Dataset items
>>

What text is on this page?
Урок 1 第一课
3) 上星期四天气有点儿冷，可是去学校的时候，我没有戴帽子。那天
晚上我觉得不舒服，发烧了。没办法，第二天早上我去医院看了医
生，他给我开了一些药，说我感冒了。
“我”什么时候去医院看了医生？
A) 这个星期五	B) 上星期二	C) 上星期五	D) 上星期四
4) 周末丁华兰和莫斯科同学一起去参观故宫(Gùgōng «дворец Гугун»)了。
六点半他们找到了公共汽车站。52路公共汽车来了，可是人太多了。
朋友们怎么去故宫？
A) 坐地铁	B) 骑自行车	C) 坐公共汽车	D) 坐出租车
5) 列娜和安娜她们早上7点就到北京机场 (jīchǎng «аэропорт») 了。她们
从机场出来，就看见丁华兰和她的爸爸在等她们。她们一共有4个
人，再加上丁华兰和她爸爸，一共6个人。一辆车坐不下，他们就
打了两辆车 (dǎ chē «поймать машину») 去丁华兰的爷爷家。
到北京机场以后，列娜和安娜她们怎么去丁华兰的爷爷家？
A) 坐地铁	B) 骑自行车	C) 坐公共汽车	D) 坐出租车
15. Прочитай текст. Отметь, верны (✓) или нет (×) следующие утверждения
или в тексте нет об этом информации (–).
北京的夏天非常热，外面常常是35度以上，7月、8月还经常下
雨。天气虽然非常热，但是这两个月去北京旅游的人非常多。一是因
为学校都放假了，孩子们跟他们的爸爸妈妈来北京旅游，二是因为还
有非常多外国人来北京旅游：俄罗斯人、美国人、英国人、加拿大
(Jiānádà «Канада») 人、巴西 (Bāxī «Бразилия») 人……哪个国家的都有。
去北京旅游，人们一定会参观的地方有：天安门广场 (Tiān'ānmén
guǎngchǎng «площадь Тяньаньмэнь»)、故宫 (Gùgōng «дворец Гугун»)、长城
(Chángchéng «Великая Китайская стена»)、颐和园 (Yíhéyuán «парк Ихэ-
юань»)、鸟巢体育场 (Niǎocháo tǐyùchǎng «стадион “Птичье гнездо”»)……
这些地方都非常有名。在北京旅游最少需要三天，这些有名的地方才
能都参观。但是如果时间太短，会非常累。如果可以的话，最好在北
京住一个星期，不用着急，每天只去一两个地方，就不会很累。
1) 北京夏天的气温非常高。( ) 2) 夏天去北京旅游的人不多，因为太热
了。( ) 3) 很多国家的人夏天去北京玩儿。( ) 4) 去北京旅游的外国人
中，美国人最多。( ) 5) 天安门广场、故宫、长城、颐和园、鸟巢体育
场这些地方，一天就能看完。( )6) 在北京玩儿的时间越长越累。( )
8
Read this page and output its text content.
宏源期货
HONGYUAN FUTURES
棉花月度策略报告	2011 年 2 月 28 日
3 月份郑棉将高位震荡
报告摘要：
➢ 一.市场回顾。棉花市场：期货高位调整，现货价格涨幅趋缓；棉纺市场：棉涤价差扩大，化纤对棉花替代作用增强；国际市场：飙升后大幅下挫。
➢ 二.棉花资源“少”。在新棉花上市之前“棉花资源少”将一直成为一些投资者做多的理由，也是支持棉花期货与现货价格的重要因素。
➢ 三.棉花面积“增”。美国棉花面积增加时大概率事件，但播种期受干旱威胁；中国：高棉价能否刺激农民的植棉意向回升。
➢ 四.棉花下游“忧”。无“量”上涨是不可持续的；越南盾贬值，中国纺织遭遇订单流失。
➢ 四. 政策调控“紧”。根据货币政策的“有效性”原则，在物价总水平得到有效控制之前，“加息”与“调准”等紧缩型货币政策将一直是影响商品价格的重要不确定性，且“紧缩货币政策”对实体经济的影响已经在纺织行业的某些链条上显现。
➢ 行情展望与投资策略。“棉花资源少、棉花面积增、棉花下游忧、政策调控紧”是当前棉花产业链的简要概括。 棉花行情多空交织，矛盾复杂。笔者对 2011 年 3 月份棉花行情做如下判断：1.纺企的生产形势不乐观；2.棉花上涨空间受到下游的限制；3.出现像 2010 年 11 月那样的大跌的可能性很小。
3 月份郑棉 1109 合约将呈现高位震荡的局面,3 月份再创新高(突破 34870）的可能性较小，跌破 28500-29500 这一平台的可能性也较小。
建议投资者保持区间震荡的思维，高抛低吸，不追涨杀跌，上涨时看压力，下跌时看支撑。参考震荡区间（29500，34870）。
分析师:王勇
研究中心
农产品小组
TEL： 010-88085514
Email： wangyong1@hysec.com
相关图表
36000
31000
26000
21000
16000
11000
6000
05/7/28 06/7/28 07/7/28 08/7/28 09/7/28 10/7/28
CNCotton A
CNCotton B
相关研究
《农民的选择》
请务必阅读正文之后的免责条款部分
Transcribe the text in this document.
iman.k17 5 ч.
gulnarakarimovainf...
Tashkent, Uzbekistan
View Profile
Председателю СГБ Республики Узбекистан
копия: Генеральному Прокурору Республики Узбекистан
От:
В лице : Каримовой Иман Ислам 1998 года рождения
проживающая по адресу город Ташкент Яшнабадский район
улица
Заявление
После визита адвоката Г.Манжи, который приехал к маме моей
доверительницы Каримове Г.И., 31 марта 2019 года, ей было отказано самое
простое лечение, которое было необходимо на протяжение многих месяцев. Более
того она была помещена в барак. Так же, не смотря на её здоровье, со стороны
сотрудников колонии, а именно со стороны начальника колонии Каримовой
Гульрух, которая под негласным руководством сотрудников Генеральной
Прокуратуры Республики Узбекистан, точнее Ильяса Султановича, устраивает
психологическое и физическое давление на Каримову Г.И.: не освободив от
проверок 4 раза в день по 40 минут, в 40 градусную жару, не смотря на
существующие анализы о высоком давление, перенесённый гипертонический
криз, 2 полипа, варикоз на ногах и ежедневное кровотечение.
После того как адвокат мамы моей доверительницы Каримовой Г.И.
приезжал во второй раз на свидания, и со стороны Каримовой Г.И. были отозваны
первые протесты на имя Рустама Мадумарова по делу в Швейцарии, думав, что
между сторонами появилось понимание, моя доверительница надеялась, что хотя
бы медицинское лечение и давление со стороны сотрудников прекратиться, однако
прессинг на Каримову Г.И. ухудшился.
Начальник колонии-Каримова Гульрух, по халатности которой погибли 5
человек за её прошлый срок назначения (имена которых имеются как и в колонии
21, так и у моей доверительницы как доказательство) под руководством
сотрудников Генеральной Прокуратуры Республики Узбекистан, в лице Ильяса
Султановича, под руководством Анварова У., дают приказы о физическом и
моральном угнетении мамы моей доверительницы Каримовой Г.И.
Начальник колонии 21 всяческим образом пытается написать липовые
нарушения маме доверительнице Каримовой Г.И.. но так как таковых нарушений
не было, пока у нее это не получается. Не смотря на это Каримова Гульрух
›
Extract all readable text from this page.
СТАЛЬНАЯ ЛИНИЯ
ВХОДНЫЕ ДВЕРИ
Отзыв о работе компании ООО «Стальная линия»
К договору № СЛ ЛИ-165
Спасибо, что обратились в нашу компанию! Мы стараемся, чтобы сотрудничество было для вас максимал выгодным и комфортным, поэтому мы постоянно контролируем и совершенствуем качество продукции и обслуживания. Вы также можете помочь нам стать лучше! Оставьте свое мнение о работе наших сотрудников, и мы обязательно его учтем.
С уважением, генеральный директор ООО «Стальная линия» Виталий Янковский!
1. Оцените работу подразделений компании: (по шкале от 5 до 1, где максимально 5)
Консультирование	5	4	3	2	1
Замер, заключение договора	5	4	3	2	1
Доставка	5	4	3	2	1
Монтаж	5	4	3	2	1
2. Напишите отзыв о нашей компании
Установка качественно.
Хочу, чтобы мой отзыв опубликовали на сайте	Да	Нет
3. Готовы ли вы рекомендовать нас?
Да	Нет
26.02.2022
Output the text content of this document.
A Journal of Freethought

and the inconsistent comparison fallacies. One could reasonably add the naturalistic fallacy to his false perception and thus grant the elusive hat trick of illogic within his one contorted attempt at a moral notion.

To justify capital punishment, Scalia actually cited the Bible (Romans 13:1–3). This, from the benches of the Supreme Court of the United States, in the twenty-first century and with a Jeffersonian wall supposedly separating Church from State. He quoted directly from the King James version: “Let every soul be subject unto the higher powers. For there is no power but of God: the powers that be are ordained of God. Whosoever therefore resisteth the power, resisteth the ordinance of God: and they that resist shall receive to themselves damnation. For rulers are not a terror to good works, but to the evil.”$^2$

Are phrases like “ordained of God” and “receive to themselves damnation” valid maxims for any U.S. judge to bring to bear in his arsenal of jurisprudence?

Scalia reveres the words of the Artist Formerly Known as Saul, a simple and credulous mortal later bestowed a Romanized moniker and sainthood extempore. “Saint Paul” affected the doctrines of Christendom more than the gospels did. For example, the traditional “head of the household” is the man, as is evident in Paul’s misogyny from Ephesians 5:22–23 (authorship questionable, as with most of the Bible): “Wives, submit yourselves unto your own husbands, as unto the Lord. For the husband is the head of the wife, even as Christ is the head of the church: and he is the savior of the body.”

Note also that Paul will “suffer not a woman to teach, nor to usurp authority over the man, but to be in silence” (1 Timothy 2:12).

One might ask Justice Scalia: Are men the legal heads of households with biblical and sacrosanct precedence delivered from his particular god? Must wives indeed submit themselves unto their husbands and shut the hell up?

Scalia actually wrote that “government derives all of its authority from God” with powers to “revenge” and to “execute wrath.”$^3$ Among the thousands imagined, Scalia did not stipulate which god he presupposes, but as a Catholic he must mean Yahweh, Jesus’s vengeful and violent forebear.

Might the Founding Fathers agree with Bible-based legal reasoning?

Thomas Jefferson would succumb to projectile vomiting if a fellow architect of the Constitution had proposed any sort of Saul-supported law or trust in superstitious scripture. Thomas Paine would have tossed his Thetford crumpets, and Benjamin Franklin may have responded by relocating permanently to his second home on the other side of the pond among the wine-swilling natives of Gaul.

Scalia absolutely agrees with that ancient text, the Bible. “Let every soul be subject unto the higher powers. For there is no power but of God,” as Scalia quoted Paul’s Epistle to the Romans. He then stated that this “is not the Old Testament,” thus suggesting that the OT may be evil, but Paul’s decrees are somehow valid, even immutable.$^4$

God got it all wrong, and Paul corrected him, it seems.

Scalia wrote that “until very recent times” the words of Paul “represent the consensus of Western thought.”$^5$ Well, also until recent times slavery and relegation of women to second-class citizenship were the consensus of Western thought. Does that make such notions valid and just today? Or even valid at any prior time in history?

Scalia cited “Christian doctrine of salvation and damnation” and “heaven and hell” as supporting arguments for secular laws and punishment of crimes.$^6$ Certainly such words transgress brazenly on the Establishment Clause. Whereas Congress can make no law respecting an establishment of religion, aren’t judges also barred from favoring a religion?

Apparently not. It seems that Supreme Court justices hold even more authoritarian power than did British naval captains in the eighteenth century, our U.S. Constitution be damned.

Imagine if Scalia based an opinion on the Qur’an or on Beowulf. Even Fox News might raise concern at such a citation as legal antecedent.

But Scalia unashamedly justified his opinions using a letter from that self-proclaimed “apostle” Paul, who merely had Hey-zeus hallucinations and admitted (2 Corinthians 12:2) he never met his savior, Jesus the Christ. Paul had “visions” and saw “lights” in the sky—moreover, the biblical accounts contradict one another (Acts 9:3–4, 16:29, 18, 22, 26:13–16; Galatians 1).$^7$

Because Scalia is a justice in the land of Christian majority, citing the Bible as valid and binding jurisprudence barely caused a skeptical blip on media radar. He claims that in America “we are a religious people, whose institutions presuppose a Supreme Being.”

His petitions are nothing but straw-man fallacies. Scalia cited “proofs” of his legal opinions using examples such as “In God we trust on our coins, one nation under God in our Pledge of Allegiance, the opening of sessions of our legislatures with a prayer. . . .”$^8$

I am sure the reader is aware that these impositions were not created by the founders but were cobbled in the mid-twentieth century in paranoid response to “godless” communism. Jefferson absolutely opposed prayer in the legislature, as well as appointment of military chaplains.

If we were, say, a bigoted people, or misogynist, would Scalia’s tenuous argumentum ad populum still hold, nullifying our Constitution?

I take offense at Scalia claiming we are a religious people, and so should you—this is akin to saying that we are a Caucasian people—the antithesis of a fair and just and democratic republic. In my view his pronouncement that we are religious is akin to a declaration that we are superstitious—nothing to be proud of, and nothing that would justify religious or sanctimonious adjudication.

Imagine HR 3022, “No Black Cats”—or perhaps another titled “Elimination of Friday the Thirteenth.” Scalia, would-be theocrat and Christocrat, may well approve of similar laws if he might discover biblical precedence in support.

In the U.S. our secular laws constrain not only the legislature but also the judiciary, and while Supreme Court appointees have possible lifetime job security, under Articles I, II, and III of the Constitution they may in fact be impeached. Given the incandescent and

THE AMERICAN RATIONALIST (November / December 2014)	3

<<

[Work instructions]
Check every line of the data, and copy the ones that contain "Constitution".

[Full solution]
Thomas Jefferson would succumb to projectile vomiting if a fellow architect of the Constitution had proposed any sort of Saul-supported law or trust in superstitious scripture. Thomas Paine would have tossed his Thetford crumpets, and Benjamin Franklin may have responded by relocating permanently to his second home on the other side of the pond among the wine-swilling natives of Gaul.
Apparently not. It seems that Supreme Court justices hold even more authoritarian power than did British naval captains in the eighteenth century, our U.S. Constitution be damned.
If we were, say, a bigoted people, or misogynist, would Scalia’s tenuous argumentum ad populum still hold, nullifying our Constitution?
In the U.S. our secular laws constrain not only the legislature but also the judiciary, and while Supreme Court appointees have possible lifetime job security, under Articles I, II, and III of the Constitution they may in fact be impeached. Given the incandescent and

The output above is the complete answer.